#### What you should do
A verbatim copy of the records is required, with all pictures left out.

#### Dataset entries

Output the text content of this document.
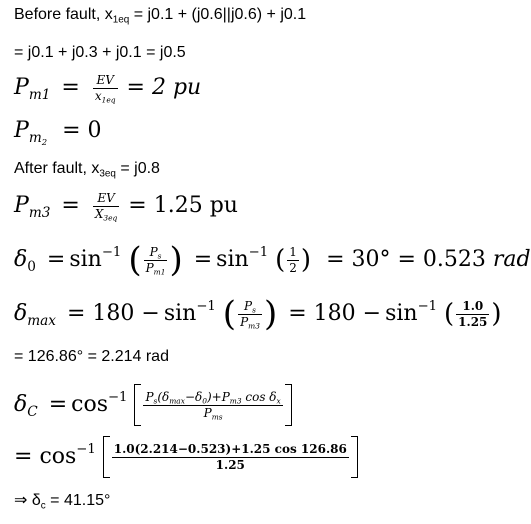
Before fault, $x_{1eq} = j0.1 + (j0.6||j0.6) + j0.1$
= j0.1 + j0.3 + j0.1 = j0.5
$P_{m1} = \frac{EV}{x_{1eq}} = 2$ pu
$P_{m_2} = 0$
After fault, $x_{3eq} = j0.8$
$P_{m3} = \frac{EV}{X_{3eq}} = 1.25$ pu
$\delta_0 = \sin^{-1}$ ( $\frac{P_s}{P_{m1}}$ ) = $\sin^{-1}$ ( $\frac{1}{2}$ ) = 30° = 0.523 rad
$\delta_{max} = 180 - \sin^{-1}$ ( $\frac{P_s}{P_{m3}}$ ) = $180 - \sin^{-1}$ ( $\frac{1.0}{1.25}$ )
= 126.86° = 2.214 rad
$\delta_C = \cos^{-1} \frac{P_s(\delta_{max}-\delta_0)+P_{m3} \cos \delta_x}{P_{ms}}$
= $\cos^{-1} \frac{1.0(2.214-0.523)+1.25 \cos 126.86}{1.25}$
⇒ $\delta_c = 41.15^\circ$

#### Final answer
Output the text content of this document.
Before fault, $x_{1eq} = j0.1 + (j0.6||j0.6) + j0.1$
= j0.1 + j0.3 + j0.1 = j0.5
$P_{m1} = \frac{EV}{x_{1eq}} = 2$ pu
$P_{m_2} = 0$
After fault, $x_{3eq} = j0.8$
$P_{m3} = \frac{EV}{X_{3eq}} = 1.25$ pu
$\delta_0 = \sin^{-1}$ ( $\frac{P_s}{P_{m1}}$ ) = $\sin^{-1}$ ( $\frac{1}{2}$ ) = 30° = 0.523 rad
$\delta_{max} = 180 - \sin^{-1}$ ( $\frac{P_s}{P_{m3}}$ ) = $180 - \sin^{-1}$ ( $\frac{1.0}{1.25}$ )
= 126.86° = 2.214 rad
$\delta_C = \cos^{-1} \frac{P_s(\delta_{max}-\delta_0)+P_{m3} \cos \delta_x}{P_{ms}}$
= $\cos^{-1} \frac{1.0(2.214-0.523)+1.25 \cos 126.86}{1.25}$
⇒ $\delta_c = 41.15^\circ$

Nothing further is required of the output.